START Excerpt provided
Artificial intelligence: Friend or foe?

Nov 01 2023 / Round the Table Magazine

Artificial intelligence: Friend or foe?

Some advisors are leveraging AI to create content and boost their productivity.

Topics Covered

Artificial intelligence (AI), to some, is the bad genie that will unleash disinformation, job losses and other chaos onto mankind. For Jonathan Peter Kestle, CLU, B Com, ChatGPT is like a college intern who majors in English. 

The nine-year MDRT member from Ingersoll, Ontario, Canada, prompted the AI chatbot to write a table of contents for a marketing white paper to share with clients. But before submitting that request, he told the chatbot, I’m a 40-year-old financial planner living in Ontario with a wife and kids, and our small practice is in a small town with lots of farms around it. He also uploaded his LinkedIn CV and fed it his practice’s value proposition statement to get a result that was tailored more for his office than he would have received if he had merely asked it to write about tips and advice for Canadians drawing down their income during retirement. ChatGPT answered instantly with prose.

You use [ChatGPT] to get your skeleton, and then you put meat on the bones.
— Jonathan Kestle

“You use it to get your skeleton, and then you put meat on the bones after you get your table of contents and, say for chapter one, section one, write 500 on that topic,” Kestle said. “It will do that, and then you can adjust it to taste.”

Kestle worked through the rest of the sections in the same manner, and what would have taken hours of research and writing rough drafts was on his screen in just minutes. He also feeds his bullet point notes from client meetings and prompts the chatbot to write a thank-you email with a recap of what was discussed, what clients are supposed to do next and what he is responsible for. Kestle spends $20 a month for ChatGPT’s premium subscription, which is a savings compared with paying “a $50,000 salary for an employee who is an English major because AI is good with English. It is a language model.”
END Excerpt provided
**Tasks:**
1: Name every item that, according to the article, Kestle's thank-you emails recap for clients.
2: Rewrite the article from "Topics Covered" up to and including "majors in English.", putting "assistant" in place of "intern".
3: According to the article, how much does Kestle pay each month for ChatGPT's premium subscription?
START Extracted entries
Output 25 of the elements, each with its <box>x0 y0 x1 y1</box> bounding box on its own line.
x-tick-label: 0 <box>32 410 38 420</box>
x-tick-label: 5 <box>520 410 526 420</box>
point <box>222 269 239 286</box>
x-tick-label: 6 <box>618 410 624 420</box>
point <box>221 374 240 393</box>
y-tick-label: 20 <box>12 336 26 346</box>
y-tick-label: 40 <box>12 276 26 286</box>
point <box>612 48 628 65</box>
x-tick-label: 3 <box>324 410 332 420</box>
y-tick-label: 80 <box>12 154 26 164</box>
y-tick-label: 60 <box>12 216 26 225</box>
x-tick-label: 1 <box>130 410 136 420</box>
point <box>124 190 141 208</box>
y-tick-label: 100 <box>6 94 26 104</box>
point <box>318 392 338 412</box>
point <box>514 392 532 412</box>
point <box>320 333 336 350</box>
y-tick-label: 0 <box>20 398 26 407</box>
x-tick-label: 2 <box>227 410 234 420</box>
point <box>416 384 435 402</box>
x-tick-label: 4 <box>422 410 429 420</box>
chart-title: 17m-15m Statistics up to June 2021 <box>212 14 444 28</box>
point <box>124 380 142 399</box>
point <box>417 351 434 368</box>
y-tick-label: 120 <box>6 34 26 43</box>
END Extracted entries
**Answers in order:**
1:
- What was discussed
- What clients are supposed to do next
- What he is responsible for

2:
Topics Covered

Artificial intelligence (AI), to some, is the bad genie that will unleash disinformation, job losses and other chaos onto mankind. For Jonathan Peter Kestle, CLU, B Com, ChatGPT is like a college assistant who majors in English.

3: $20 a month.